* Task prompt
Copy, in full, each line of the material that holds the word "следует".

* Entries shown
--- begin ---

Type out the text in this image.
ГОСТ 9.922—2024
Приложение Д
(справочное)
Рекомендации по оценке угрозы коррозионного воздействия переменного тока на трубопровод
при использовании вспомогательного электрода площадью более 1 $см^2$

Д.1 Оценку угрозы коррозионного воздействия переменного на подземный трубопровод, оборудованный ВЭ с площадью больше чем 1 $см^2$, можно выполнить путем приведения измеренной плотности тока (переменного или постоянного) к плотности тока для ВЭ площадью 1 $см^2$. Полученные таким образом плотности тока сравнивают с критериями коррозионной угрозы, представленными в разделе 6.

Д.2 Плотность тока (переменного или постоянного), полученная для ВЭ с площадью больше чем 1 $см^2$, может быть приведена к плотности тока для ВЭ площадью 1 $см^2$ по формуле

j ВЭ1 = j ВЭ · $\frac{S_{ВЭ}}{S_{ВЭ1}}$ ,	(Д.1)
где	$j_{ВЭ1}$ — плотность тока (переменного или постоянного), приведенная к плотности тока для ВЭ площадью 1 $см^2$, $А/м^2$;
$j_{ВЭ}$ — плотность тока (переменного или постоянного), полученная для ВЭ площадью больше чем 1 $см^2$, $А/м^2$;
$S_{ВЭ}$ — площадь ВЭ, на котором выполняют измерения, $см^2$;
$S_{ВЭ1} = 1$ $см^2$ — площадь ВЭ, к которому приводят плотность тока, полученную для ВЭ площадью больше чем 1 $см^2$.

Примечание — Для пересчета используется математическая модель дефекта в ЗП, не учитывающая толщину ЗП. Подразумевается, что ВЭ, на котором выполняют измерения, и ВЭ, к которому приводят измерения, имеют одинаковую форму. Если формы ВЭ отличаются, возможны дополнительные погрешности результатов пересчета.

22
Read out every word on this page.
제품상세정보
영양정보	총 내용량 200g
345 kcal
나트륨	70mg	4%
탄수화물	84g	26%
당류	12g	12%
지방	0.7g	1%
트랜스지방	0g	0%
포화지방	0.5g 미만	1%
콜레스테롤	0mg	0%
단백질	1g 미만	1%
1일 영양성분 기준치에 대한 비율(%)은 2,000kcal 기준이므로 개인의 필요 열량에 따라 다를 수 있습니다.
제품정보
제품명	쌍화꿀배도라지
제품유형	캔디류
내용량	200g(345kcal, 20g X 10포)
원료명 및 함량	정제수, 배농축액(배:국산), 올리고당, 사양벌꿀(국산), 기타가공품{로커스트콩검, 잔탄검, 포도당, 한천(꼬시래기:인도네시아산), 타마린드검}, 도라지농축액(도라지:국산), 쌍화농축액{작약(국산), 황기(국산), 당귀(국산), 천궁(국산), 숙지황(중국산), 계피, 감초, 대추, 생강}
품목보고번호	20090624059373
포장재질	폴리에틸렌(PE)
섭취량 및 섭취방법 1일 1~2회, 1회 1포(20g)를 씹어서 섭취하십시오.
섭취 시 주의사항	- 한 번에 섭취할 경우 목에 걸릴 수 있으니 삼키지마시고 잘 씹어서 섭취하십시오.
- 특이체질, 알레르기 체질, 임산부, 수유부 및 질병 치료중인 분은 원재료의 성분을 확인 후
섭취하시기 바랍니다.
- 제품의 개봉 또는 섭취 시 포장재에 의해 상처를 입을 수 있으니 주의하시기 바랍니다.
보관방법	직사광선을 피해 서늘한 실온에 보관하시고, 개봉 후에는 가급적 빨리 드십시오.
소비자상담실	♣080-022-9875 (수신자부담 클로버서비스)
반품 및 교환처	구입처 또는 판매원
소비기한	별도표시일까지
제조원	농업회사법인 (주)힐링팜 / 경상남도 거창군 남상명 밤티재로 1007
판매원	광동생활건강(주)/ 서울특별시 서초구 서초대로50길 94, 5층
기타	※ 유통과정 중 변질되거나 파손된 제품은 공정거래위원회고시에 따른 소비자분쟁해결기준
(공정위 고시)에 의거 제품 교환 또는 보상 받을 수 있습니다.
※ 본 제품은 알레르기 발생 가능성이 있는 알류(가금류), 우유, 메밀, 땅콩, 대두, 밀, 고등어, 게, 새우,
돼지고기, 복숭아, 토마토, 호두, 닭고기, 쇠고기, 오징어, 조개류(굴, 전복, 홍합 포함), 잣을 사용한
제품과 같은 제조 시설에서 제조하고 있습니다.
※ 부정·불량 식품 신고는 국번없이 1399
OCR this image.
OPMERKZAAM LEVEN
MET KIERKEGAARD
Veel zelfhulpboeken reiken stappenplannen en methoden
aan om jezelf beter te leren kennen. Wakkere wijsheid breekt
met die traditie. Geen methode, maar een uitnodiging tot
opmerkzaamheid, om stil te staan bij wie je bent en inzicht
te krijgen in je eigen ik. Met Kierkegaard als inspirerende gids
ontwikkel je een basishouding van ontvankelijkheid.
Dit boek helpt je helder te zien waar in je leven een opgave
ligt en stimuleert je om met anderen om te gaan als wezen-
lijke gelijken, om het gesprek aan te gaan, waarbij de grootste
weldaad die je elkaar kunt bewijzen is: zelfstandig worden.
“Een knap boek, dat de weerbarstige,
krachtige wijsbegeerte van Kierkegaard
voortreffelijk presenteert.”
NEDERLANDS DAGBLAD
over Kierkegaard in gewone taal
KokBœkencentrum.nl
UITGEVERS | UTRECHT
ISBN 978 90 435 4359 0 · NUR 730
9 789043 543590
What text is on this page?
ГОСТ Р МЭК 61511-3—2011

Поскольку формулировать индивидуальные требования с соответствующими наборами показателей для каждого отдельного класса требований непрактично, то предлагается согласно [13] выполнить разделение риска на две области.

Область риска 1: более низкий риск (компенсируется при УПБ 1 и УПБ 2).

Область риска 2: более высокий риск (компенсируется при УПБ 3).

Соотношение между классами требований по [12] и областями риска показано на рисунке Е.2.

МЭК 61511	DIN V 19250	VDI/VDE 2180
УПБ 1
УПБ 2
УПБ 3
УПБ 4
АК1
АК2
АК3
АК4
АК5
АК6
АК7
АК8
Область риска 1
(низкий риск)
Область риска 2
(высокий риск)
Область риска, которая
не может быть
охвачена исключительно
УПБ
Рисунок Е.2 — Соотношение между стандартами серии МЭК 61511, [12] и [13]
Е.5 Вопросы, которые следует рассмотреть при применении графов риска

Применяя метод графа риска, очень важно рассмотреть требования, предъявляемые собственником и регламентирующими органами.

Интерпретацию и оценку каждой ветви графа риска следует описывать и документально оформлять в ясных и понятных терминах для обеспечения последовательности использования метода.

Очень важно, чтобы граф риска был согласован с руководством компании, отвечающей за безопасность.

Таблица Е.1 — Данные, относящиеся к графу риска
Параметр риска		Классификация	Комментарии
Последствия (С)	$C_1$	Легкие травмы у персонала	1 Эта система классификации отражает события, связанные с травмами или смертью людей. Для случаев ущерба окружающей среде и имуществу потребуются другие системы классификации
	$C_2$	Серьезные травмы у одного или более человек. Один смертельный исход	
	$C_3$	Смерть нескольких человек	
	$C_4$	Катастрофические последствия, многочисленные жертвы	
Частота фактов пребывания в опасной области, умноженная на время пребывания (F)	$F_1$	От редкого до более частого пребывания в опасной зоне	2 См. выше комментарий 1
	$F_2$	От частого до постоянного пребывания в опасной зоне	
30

--- end ---

* The completed task
Е.5 Вопросы, которые следует рассмотреть при применении графов риска
Интерпретацию и оценку каждой ветви графа риска следует описывать и документально оформлять в ясных и понятных терминах для обеспечения последовательности использования метода.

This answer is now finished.